Records to use
· · · · · · ·

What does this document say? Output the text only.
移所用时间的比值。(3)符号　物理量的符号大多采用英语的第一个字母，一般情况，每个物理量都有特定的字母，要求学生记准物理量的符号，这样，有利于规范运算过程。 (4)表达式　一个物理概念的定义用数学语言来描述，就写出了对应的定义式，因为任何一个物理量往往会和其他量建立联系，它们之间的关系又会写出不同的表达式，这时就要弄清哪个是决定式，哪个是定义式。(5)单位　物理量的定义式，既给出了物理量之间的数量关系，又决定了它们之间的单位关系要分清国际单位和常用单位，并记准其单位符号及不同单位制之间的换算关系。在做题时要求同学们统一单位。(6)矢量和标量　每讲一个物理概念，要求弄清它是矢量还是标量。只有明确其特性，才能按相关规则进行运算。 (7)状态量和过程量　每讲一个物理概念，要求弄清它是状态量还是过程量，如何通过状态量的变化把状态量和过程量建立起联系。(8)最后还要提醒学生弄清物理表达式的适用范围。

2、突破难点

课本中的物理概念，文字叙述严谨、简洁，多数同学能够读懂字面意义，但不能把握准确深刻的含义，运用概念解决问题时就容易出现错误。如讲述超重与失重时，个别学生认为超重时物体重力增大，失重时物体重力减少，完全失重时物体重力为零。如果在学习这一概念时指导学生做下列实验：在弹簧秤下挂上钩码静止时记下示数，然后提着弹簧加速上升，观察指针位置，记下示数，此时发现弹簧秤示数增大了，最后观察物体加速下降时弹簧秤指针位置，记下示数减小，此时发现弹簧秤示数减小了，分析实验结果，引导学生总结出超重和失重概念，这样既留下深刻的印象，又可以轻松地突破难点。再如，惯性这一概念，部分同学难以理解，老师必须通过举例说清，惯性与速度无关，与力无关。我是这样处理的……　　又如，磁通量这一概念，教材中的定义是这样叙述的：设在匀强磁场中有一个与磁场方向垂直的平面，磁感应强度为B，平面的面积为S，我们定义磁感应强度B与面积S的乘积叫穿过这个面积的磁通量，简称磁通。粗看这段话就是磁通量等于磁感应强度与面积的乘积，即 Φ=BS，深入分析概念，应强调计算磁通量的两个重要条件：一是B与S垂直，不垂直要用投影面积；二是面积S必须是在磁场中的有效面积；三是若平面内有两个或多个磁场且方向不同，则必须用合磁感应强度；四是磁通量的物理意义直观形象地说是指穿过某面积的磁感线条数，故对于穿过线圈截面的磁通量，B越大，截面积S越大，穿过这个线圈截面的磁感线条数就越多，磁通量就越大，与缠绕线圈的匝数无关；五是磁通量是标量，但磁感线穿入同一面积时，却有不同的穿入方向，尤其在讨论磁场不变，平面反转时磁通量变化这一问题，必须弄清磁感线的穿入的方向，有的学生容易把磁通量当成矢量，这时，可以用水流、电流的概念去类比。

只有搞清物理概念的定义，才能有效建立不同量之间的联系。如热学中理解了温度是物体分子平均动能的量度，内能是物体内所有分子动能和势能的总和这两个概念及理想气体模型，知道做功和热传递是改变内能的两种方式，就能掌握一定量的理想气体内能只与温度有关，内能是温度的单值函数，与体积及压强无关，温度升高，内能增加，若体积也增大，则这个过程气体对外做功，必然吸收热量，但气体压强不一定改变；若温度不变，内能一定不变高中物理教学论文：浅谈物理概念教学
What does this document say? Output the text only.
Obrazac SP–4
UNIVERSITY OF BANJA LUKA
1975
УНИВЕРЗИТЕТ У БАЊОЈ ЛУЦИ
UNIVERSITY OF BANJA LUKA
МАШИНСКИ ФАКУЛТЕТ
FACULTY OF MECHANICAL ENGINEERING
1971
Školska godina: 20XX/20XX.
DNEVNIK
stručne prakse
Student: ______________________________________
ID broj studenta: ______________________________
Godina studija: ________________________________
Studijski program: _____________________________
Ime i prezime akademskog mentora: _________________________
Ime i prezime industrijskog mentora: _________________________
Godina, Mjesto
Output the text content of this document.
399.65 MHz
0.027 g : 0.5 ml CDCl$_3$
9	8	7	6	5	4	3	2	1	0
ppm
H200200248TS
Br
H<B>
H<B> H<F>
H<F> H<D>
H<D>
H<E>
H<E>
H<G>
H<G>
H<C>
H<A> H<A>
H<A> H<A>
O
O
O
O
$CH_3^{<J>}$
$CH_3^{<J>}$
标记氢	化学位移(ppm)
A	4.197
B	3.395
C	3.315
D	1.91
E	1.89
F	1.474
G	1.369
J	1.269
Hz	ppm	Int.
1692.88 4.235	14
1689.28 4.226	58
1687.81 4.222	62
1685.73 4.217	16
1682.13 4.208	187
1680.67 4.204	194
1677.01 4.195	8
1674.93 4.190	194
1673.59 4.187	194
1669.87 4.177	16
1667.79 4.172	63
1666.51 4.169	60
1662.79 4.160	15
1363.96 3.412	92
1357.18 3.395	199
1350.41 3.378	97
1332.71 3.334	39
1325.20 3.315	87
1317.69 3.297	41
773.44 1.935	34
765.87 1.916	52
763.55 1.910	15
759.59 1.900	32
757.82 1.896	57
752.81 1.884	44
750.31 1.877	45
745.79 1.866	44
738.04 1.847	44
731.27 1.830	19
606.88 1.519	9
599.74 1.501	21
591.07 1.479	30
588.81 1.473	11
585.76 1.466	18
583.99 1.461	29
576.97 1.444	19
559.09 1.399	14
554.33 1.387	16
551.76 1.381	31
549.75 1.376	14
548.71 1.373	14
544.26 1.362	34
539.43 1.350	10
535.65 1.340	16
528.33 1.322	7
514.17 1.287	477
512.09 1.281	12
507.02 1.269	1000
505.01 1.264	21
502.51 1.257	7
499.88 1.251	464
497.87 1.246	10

· · · · · · ·

What to work on
Of the lines in this listing, report how many contain the string "prezime", and give the number only.

The reply
2